# Dataset records
================================

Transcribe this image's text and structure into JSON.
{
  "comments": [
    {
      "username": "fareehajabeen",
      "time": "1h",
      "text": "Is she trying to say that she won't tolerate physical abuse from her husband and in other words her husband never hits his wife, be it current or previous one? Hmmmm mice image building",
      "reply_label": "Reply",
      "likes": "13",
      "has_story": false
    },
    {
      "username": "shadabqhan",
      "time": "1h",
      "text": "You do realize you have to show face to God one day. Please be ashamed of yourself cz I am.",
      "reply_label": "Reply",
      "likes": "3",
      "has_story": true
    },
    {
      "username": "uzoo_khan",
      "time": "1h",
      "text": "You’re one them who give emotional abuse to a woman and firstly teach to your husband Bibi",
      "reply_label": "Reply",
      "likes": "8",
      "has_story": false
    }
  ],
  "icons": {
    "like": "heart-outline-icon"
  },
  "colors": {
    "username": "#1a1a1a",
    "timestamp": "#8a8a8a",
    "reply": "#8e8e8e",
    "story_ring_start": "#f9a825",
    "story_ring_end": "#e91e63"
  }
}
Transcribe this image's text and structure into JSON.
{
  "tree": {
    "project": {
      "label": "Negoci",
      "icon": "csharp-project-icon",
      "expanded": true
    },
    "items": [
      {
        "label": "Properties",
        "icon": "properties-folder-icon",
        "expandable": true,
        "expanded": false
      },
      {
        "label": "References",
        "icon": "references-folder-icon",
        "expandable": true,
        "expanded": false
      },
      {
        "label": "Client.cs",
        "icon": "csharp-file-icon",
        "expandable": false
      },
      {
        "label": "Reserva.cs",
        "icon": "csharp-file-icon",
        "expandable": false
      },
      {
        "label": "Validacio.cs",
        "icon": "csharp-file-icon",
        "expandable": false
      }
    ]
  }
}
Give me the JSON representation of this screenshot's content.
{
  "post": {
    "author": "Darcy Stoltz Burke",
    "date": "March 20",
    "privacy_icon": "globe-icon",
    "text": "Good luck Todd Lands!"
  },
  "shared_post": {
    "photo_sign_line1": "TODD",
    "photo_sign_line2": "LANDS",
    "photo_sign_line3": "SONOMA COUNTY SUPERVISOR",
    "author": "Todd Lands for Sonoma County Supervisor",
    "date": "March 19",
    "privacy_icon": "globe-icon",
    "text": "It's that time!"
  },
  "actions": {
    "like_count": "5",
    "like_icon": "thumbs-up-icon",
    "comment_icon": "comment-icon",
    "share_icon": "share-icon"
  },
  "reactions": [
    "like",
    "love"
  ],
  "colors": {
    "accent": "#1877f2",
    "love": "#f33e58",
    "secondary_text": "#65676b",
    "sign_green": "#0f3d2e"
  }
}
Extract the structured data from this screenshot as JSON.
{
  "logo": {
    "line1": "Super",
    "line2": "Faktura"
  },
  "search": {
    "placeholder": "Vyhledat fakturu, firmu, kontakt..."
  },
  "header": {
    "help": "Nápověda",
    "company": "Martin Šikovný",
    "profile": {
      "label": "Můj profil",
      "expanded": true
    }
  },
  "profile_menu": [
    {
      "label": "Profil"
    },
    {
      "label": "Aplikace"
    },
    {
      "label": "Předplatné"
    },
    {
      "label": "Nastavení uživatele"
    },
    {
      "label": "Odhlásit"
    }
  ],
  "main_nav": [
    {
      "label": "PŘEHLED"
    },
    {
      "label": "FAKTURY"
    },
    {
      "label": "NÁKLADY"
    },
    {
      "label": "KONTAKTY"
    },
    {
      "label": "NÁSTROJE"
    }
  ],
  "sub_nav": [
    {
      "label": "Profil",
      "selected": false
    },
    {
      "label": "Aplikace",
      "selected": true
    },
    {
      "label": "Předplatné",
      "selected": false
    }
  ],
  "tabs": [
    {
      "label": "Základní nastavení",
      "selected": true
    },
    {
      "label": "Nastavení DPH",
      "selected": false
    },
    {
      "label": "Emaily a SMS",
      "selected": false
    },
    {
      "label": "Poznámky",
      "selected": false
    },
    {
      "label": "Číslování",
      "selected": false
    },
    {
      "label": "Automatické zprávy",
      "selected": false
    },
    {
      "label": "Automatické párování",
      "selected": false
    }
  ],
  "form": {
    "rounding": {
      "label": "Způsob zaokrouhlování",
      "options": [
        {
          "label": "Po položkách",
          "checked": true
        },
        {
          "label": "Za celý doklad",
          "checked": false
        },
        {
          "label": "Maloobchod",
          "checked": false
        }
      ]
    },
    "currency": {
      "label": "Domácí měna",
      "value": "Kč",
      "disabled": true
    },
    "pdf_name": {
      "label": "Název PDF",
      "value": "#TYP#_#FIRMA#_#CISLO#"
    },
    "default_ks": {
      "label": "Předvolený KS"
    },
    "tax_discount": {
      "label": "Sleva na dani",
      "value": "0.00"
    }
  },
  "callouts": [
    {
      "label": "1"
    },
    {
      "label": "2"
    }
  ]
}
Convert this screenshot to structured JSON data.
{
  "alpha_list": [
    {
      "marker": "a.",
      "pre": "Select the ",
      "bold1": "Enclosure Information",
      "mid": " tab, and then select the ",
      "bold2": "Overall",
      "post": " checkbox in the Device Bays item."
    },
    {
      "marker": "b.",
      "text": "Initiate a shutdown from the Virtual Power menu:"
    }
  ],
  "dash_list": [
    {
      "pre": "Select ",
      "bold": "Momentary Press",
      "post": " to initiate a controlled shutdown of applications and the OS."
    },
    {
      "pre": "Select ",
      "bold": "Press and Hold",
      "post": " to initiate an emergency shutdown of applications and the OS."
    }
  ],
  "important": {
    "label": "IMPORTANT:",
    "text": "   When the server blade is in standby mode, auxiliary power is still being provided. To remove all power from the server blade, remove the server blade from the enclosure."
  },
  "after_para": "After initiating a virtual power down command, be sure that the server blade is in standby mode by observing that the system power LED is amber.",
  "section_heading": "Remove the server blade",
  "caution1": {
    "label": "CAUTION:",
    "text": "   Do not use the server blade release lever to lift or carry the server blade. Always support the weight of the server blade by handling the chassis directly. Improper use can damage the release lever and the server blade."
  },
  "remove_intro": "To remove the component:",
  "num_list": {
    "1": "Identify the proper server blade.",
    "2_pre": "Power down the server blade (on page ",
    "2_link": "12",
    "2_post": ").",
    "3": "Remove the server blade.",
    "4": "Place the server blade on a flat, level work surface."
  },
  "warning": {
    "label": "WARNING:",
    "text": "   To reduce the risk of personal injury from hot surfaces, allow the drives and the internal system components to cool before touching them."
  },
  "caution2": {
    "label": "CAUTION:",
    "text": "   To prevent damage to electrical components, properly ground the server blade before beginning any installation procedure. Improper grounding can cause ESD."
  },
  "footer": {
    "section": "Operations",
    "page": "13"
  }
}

================================

# What needs to be done
The answer is one number: how many lines of the material above contain "screenshot".

# Written reply
3